INSTRUCTION
Go through the entries below and collect each line with the string "Publishing" in it.
## start EXTRACTED INFORMATION
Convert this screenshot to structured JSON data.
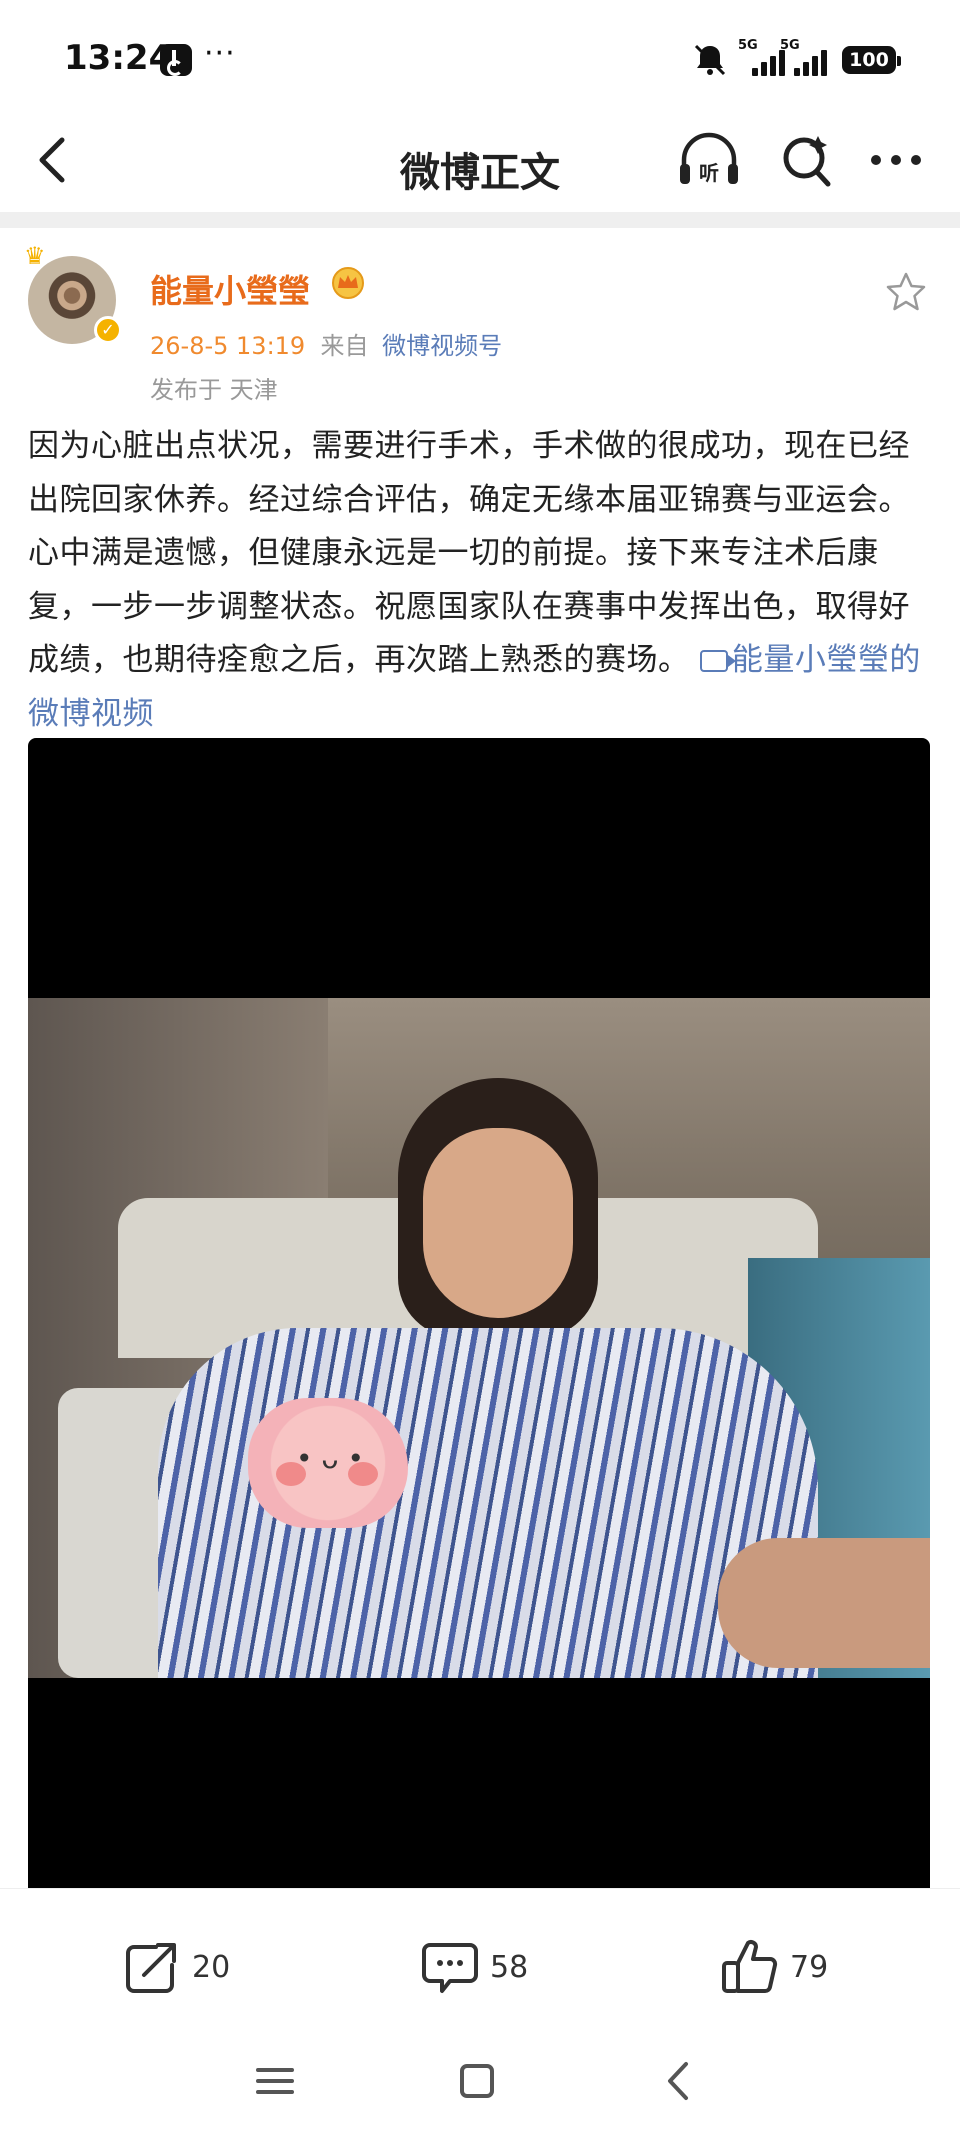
{
  "status_bar": {
    "time": "13:24",
    "app_icon": "douyin-icon",
    "more": "···",
    "signal_1_label": "5G",
    "signal_2_label": "5G",
    "battery": "100"
  },
  "title_bar": {
    "title": "微博正文",
    "listen_label": "听",
    "icons": [
      "back-icon",
      "listen-icon",
      "search-icon",
      "more-icon"
    ]
  },
  "post": {
    "username": "能量小瑩瑩",
    "date": "26-8-5 13:19",
    "from_label": "来自",
    "source": "微博视频号",
    "location": "发布于 天津",
    "text": "因为心脏出点状况，需要进行手术，手术做的很成功，现在已经出院回家休养。经过综合评估，确定无缘本届亚锦赛与亚运会。心中满是遗憾，但健康永远是一切的前提。接下来专注术后康复，一步一步调整状态。祝愿国家队在赛事中发挥出色，取得好成绩，也期待痊愈之后，再次踏上熟悉的赛场。",
    "video_link": "能量小瑩瑩的微博视频"
  },
  "actions": {
    "repost_count": "20",
    "comment_count": "58",
    "like_count": "79"
  },
  "colors": {
    "username": "#e86b1b",
    "link": "#5a7cb8",
    "date": "#f08a2e",
    "meta": "#999999"
  }
}
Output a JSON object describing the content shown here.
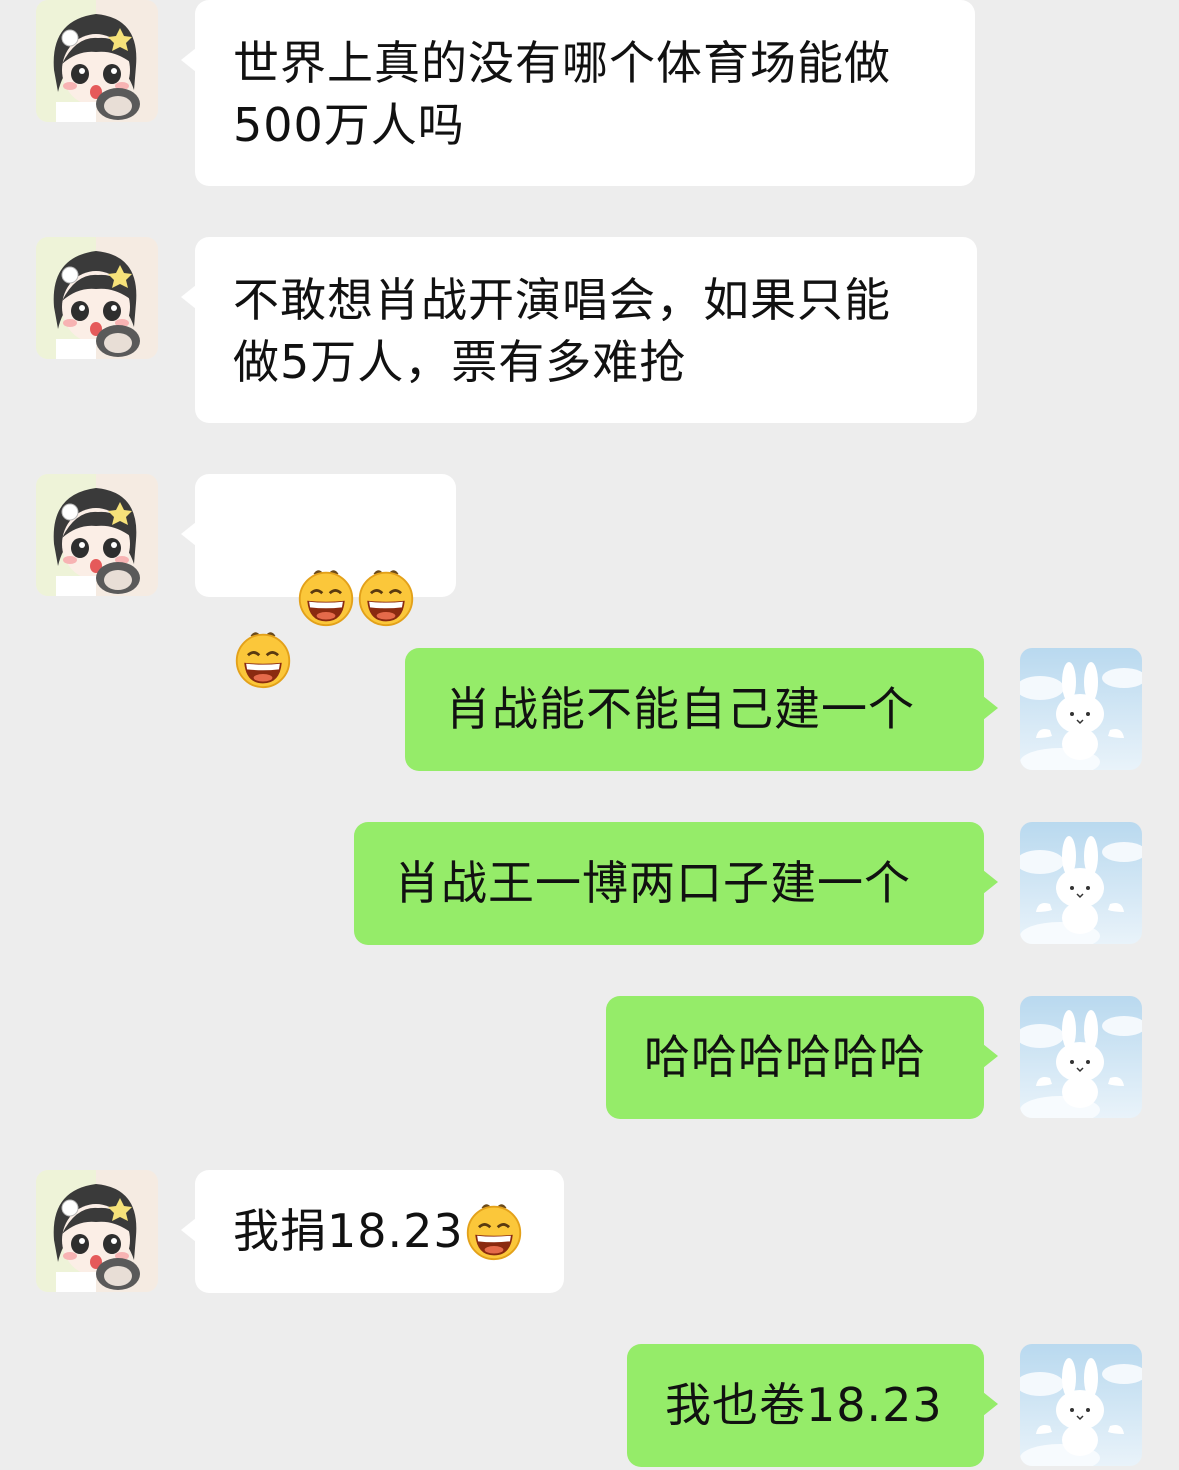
{
  "colors": {
    "background": "#ededed",
    "incoming_bubble": "#ffffff",
    "outgoing_bubble": "#95ec69",
    "text": "#111111"
  },
  "messages": [
    {
      "from": "other",
      "text": "世界上真的没有哪个体育场能做\n500万人吗"
    },
    {
      "from": "other",
      "text": "不敢想肖战开演唱会，如果只能\n做5万人，票有多难抢"
    },
    {
      "from": "other",
      "text": "",
      "emojis": [
        "grin-emoji",
        "grin-emoji",
        "grin-emoji"
      ]
    },
    {
      "from": "me",
      "text": "肖战能不能自己建一个"
    },
    {
      "from": "me",
      "text": "肖战王一博两口子建一个"
    },
    {
      "from": "me",
      "text": "哈哈哈哈哈哈"
    },
    {
      "from": "other",
      "text": "我捐18.23",
      "emojis": [
        "grin-emoji"
      ]
    },
    {
      "from": "me",
      "text": "我也卷18.23"
    }
  ],
  "avatars": {
    "other": "anime-girl-avatar",
    "me": "white-bunny-avatar"
  }
}
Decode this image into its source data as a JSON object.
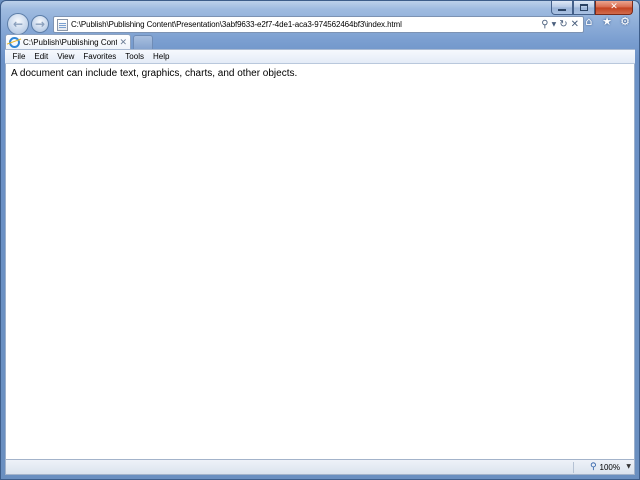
{
  "window": {
    "minimize_glyph": "",
    "maximize_glyph": "",
    "close_glyph": "✕"
  },
  "nav": {
    "back_glyph": "←",
    "forward_glyph": "→",
    "address": "C:\\Publish\\Publishing Content\\Presentation\\3abf9633-e2f7-4de1-aca3-974562464bf3\\index.html",
    "search_glyph": "⚲",
    "dropdown_glyph": "▼",
    "refresh_glyph": "↻",
    "stop_glyph": "✕",
    "home_glyph": "⌂",
    "favorites_glyph": "★",
    "tools_glyph": "⚙"
  },
  "tabs": [
    {
      "title": "C:\\Publish\\Publishing Cont...",
      "close_glyph": "✕"
    }
  ],
  "menu": [
    "File",
    "Edit",
    "View",
    "Favorites",
    "Tools",
    "Help"
  ],
  "content": {
    "text": "A document can include text, graphics, charts, and other objects."
  },
  "status": {
    "zoom": "100%",
    "zoom_dropdown_glyph": "▼"
  },
  "colors": {
    "frame": "#6a8fc0",
    "close_button": "#c2401f",
    "content_bg": "#ffffff"
  },
  "icons": [
    "back-arrow-icon",
    "forward-arrow-icon",
    "page-icon",
    "search-icon",
    "refresh-icon",
    "stop-icon",
    "home-icon",
    "favorites-star-icon",
    "tools-gear-icon",
    "ie-logo-icon",
    "zoom-icon"
  ]
}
## end EXTRACTED INFORMATION
REPLY TO THE TASK
    "address": "C:\\Publish\\Publishing Content\\Presentation\\3abf9633-e2f7-4de1-aca3-974562464bf3\\index.html",
      "title": "C:\\Publish\\Publishing Cont...",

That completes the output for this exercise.